*Information supplied:*
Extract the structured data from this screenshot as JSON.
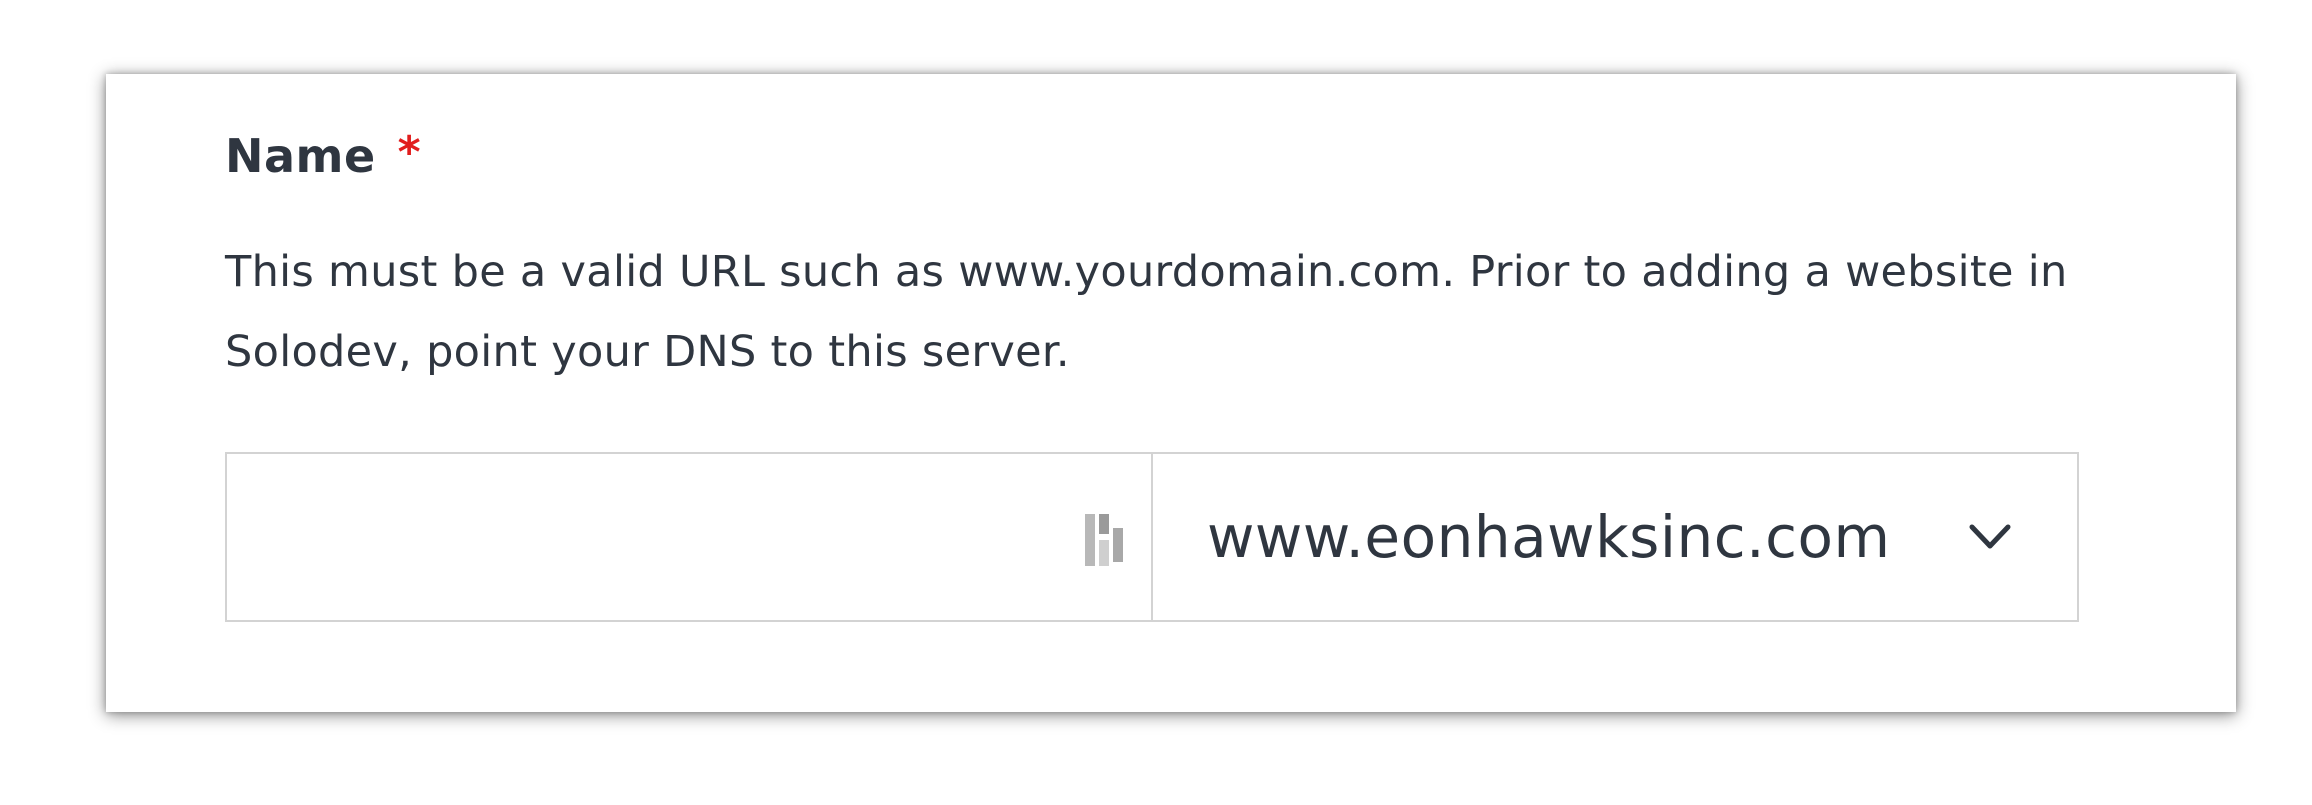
{
  "field": {
    "label": "Name",
    "required_marker": "*",
    "help_text": "This must be a valid URL such as www.yourdomain.com. Prior to adding a website in Solodev, point your DNS to this server."
  },
  "name_input": {
    "value": "",
    "placeholder": ""
  },
  "domain_select": {
    "selected": "www.eonhawksinc.com",
    "icon": "chevron-down-icon"
  },
  "autofill": {
    "icon": "password-manager-autofill-icon"
  },
  "colors": {
    "required": "#e11d1d",
    "text": "#2f3640",
    "border": "#d3d3d3"
  }
}
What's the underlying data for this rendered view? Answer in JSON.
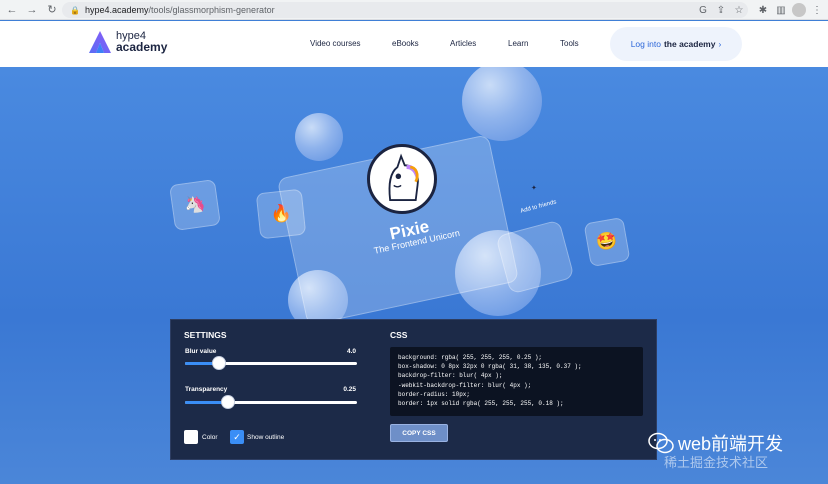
{
  "browser": {
    "url_host": "hype4.academy",
    "url_path": "/tools/glassmorphism-generator"
  },
  "header": {
    "logo_line1": "hype4",
    "logo_line2": "academy",
    "nav": [
      "Video courses",
      "eBooks",
      "Articles",
      "Learn",
      "Tools"
    ],
    "login_prefix": "Log into",
    "login_emph": "the academy",
    "login_arrow": "›"
  },
  "preview": {
    "name": "Pixie",
    "subtitle": "The Frontend Unicorn",
    "friends_label": "Add to friends",
    "emoji_unicorn": "🦄",
    "emoji_fire": "🔥",
    "emoji_star_face": "🤩"
  },
  "settings": {
    "title": "SETTINGS",
    "blur_label": "Blur value",
    "blur_value": "4.0",
    "blur_fraction": 0.2,
    "transparency_label": "Transparency",
    "transparency_value": "0.25",
    "transparency_fraction": 0.25,
    "color_label": "Color",
    "outline_label": "Show outline",
    "outline_checked": true
  },
  "css": {
    "title": "CSS",
    "lines": [
      "background: rgba( 255, 255, 255, 0.25 );",
      "box-shadow: 0 8px 32px 0 rgba( 31, 38, 135, 0.37 );",
      "backdrop-filter: blur( 4px );",
      "-webkit-backdrop-filter: blur( 4px );",
      "border-radius: 10px;",
      "border: 1px solid rgba( 255, 255, 255, 0.18 );"
    ],
    "copy_label": "COPY CSS"
  },
  "watermark": {
    "title": "web前端开发",
    "sub": "稀土掘金技术社区"
  },
  "colors": {
    "accent": "#3a8ef6",
    "panel": "#1c2a48",
    "hero": "#3f7fd6"
  }
}
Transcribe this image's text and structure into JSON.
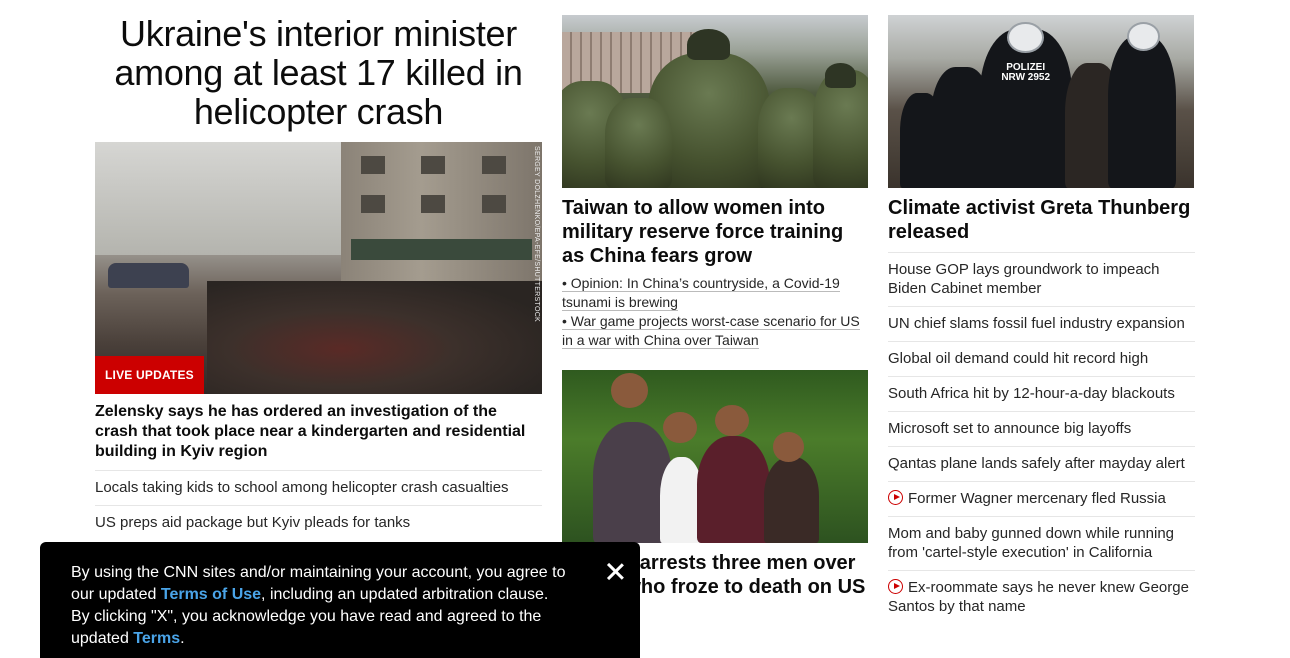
{
  "lead": {
    "headline": "Ukraine's interior minister among at least 17 killed in helicopter crash",
    "image_credit": "SERGEY DOLZHENKO/EPA-EFE/SHUTTERSTOCK",
    "badge": "LIVE UPDATES",
    "subheadline": "Zelensky says he has ordered an investigation of the crash that took place near a kindergarten and residential building in Kyiv region",
    "links": [
      "Locals taking kids to school among helicopter crash casualties",
      "US preps aid package but Kyiv pleads for tanks"
    ]
  },
  "middle": {
    "story1": {
      "headline": "Taiwan to allow women into military reserve force training as China fears grow",
      "bullets": [
        "• Opinion: In China’s countryside, a Covid-19 tsunami is brewing",
        "• War game projects worst-case scenario for US in a war with China over Taiwan"
      ]
    },
    "story2": {
      "headline": "Canada arrests three men over family who froze to death on US border"
    }
  },
  "right": {
    "headline": "Climate activist Greta Thunberg released",
    "image_text": "POLIZEI NRW 2952",
    "links": [
      {
        "text": "House GOP lays groundwork to impeach Biden Cabinet member",
        "video": false
      },
      {
        "text": "UN chief slams fossil fuel industry expansion",
        "video": false
      },
      {
        "text": "Global oil demand could hit record high",
        "video": false
      },
      {
        "text": "South Africa hit by 12-hour-a-day blackouts",
        "video": false
      },
      {
        "text": "Microsoft set to announce big layoffs",
        "video": false
      },
      {
        "text": "Qantas plane lands safely after mayday alert",
        "video": false
      },
      {
        "text": "Former Wagner mercenary fled Russia",
        "video": true
      },
      {
        "text": "Mom and baby gunned down while running from 'cartel-style execution' in California",
        "video": false
      },
      {
        "text": "Ex-roommate says he never knew George Santos by that name",
        "video": true
      }
    ]
  },
  "cookie_banner": {
    "text_1": "By using the CNN sites and/or maintaining your account, you agree to our updated ",
    "link_1": "Terms of Use",
    "text_2": ", including an updated arbitration clause. By clicking \"X\", you acknowledge you have read and agreed to the updated ",
    "link_2": "Terms",
    "text_3": "."
  },
  "colors": {
    "accent_red": "#cc0000",
    "link_blue": "#4aa4e8",
    "banner_bg": "#000000"
  },
  "icons": {
    "video": "play-circle-icon",
    "close": "close-icon"
  }
}
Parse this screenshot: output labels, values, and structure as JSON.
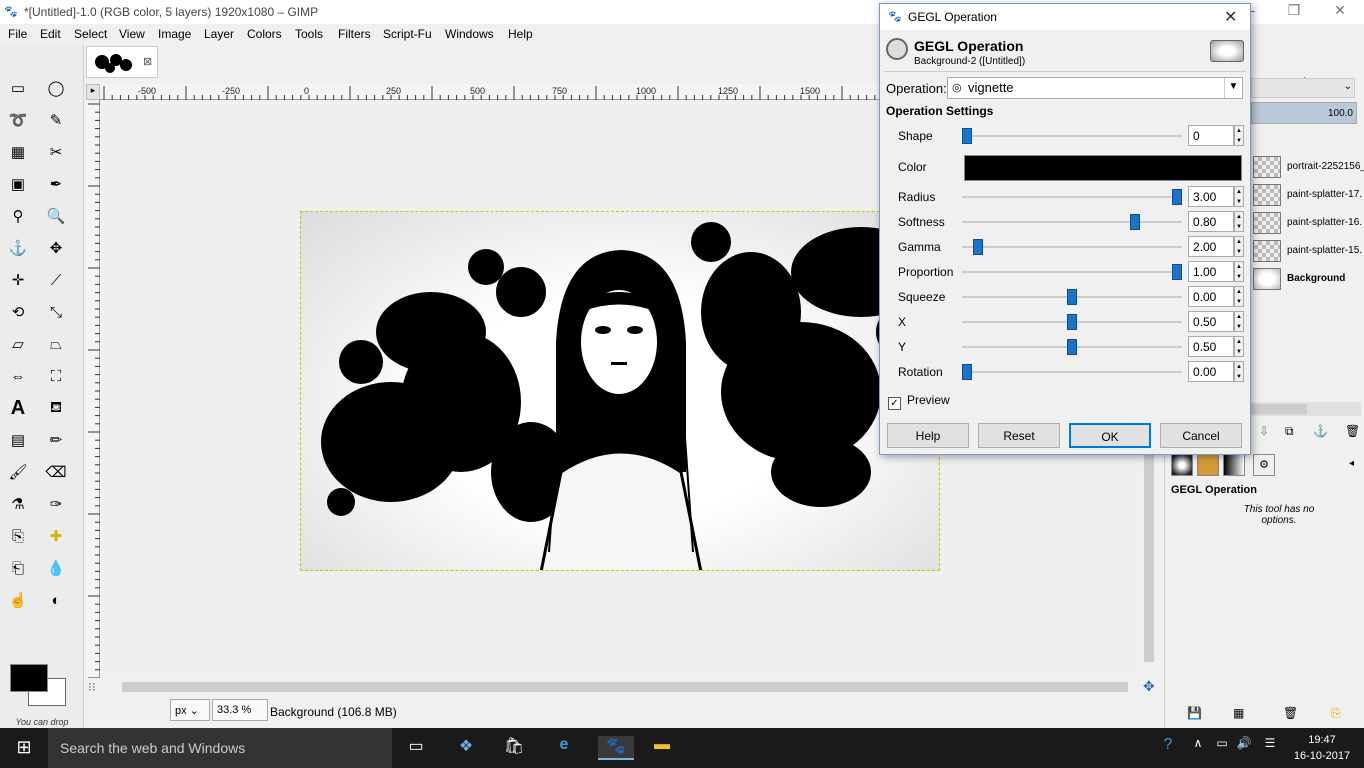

*Your objective:* Identify each line holding the string "this", and copy it out.

*Reply to the exercise:*
Extract the structured data from this screenshot as JSON.
    "help_text": "This must be a valid URL such as www.yourdomain.com. Prior to adding a website in Solodev, point your DNS to this server."
What's the underlying data for this rendered view? Answer in JSON.
Transcribe this image's text and structure into JSON.
Parse this screenshot: output labels, values, and structure as JSON.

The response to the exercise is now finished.